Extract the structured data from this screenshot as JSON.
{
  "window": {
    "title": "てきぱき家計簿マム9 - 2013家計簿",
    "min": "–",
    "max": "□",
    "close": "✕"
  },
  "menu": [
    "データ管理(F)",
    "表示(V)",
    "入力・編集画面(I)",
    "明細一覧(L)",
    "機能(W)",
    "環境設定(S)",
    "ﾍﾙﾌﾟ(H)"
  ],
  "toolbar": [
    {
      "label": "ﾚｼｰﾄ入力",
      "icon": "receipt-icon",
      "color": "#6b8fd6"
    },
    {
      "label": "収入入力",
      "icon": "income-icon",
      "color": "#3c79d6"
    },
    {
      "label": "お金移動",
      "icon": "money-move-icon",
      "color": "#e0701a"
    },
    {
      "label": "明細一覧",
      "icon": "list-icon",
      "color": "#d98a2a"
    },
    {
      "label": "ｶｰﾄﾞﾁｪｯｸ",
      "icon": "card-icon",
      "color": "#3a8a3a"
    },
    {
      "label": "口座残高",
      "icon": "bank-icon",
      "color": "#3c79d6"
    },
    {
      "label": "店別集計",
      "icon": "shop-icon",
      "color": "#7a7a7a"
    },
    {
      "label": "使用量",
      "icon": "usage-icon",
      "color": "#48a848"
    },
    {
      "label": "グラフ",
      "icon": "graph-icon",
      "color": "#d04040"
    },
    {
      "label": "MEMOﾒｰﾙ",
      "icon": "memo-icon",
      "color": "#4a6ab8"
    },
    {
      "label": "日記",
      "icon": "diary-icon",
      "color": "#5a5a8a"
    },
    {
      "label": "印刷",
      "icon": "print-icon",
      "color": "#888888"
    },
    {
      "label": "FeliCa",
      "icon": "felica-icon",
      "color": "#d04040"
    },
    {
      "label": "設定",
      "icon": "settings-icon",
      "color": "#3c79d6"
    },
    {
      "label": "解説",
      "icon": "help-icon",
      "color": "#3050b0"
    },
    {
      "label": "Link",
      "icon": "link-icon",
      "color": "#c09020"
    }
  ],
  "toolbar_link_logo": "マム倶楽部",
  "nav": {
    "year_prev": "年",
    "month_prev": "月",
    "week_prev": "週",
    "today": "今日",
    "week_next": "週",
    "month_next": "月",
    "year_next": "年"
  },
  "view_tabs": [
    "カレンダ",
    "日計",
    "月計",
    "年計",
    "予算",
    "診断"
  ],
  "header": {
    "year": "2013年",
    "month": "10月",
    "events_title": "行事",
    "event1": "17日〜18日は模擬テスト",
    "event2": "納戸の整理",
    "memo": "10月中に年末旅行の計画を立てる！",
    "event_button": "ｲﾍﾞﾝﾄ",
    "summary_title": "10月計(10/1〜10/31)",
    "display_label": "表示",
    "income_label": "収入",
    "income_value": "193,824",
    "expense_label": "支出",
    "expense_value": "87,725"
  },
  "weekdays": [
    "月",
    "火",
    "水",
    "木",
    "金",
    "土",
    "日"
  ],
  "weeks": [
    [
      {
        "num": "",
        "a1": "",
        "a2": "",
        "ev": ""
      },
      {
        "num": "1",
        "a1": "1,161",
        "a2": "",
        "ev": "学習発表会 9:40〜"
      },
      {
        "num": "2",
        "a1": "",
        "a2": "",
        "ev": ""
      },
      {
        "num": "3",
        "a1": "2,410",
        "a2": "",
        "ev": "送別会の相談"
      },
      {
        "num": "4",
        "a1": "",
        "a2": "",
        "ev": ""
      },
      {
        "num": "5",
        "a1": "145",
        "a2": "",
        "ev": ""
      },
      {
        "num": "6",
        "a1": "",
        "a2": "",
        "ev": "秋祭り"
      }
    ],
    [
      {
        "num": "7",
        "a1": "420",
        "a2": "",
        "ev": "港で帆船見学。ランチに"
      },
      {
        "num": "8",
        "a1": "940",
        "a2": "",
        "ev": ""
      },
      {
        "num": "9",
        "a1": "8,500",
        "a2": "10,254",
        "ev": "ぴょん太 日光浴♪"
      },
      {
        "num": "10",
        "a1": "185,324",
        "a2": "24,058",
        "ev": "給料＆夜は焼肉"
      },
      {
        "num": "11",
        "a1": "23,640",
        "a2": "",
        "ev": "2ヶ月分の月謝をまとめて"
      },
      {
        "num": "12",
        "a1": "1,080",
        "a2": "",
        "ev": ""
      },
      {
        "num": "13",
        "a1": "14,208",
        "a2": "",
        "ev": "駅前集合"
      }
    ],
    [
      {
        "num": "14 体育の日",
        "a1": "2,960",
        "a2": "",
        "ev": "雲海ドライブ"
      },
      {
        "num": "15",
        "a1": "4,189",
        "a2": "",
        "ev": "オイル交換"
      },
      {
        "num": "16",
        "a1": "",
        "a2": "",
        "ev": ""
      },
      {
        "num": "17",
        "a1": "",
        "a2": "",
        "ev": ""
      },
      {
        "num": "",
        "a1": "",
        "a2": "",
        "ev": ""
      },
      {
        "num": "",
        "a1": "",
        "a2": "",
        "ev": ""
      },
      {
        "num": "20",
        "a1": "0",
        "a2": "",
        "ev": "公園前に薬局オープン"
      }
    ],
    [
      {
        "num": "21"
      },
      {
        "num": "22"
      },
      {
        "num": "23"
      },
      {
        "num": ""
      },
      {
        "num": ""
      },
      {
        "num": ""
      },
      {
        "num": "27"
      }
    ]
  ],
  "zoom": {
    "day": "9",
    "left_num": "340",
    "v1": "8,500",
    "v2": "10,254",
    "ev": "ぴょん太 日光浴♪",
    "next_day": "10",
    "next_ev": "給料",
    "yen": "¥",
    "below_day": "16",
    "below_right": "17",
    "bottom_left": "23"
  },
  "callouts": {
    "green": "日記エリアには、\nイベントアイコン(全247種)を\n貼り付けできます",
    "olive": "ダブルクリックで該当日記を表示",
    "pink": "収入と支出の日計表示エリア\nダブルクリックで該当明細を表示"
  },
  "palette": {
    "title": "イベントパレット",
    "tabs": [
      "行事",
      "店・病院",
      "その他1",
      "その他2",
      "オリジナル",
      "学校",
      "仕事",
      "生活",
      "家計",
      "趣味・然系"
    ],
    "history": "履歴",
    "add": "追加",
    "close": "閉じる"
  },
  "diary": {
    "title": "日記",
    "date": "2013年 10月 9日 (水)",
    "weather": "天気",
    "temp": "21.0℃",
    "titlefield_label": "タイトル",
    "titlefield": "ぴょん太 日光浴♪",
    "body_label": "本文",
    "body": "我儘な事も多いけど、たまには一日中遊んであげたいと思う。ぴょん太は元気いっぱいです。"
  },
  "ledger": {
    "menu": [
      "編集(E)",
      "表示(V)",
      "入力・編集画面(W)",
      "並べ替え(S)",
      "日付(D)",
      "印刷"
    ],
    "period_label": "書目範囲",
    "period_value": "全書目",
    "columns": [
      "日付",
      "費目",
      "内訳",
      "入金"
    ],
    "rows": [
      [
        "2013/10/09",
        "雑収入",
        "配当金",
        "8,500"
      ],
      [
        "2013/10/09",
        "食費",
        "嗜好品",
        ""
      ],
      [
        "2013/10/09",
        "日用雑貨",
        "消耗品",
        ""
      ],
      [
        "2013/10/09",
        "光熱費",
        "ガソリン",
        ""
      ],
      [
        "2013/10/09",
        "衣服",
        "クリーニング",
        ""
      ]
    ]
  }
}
# # # # #
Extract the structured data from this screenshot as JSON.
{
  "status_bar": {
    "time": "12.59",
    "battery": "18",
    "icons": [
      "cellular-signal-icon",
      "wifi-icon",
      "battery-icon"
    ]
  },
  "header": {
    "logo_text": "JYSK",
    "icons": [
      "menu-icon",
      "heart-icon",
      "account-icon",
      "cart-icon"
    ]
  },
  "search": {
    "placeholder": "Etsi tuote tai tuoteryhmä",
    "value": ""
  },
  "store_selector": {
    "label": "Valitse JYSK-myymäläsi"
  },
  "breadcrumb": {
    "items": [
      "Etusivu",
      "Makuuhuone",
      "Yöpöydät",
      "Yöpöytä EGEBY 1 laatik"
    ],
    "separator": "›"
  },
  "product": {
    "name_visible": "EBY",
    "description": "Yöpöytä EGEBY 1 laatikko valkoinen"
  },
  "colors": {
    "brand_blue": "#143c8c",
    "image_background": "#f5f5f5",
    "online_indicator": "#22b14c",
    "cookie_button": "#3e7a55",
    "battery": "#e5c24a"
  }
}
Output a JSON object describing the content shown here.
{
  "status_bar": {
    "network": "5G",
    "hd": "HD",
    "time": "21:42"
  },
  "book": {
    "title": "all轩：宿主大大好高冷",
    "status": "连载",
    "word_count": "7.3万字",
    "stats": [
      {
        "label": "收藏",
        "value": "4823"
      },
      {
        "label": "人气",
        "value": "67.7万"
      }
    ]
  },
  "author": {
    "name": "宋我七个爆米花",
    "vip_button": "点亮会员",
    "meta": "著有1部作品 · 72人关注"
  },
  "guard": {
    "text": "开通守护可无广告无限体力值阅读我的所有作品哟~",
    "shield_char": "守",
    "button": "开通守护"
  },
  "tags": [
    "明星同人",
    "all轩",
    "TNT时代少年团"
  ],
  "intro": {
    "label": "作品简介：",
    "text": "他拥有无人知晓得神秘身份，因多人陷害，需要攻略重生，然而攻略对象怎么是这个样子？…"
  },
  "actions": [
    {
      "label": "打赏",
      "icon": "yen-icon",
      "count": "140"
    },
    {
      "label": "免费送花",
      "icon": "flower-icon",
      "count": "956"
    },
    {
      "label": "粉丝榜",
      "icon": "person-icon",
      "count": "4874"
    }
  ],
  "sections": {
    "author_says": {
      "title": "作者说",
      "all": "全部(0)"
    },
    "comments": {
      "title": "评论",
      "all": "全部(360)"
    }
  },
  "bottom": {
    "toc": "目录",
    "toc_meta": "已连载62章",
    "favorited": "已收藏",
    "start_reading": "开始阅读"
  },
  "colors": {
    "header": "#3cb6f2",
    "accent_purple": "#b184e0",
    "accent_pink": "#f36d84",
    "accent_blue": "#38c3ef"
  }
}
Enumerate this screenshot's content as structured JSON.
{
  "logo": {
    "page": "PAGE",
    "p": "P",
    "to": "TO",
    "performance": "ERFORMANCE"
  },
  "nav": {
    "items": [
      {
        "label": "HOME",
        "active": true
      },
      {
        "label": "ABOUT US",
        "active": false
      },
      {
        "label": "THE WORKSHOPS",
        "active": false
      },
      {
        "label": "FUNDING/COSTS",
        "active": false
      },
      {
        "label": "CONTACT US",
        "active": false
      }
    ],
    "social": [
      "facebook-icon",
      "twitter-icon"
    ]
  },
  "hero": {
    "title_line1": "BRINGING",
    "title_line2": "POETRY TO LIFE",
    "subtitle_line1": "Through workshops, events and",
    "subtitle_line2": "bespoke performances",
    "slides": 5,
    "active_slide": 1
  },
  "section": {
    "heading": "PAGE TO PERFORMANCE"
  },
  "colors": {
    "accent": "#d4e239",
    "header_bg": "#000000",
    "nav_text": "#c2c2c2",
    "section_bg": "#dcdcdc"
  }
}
# # # # #
● **Instructions for the task**
Pull out all lines from the entries above that include the word "EGEBY".

● **Solution for this task**
      "Yöpöytä EGEBY 1 laatik"
    "description": "Yöpöytä EGEBY 1 laatikko valkoinen"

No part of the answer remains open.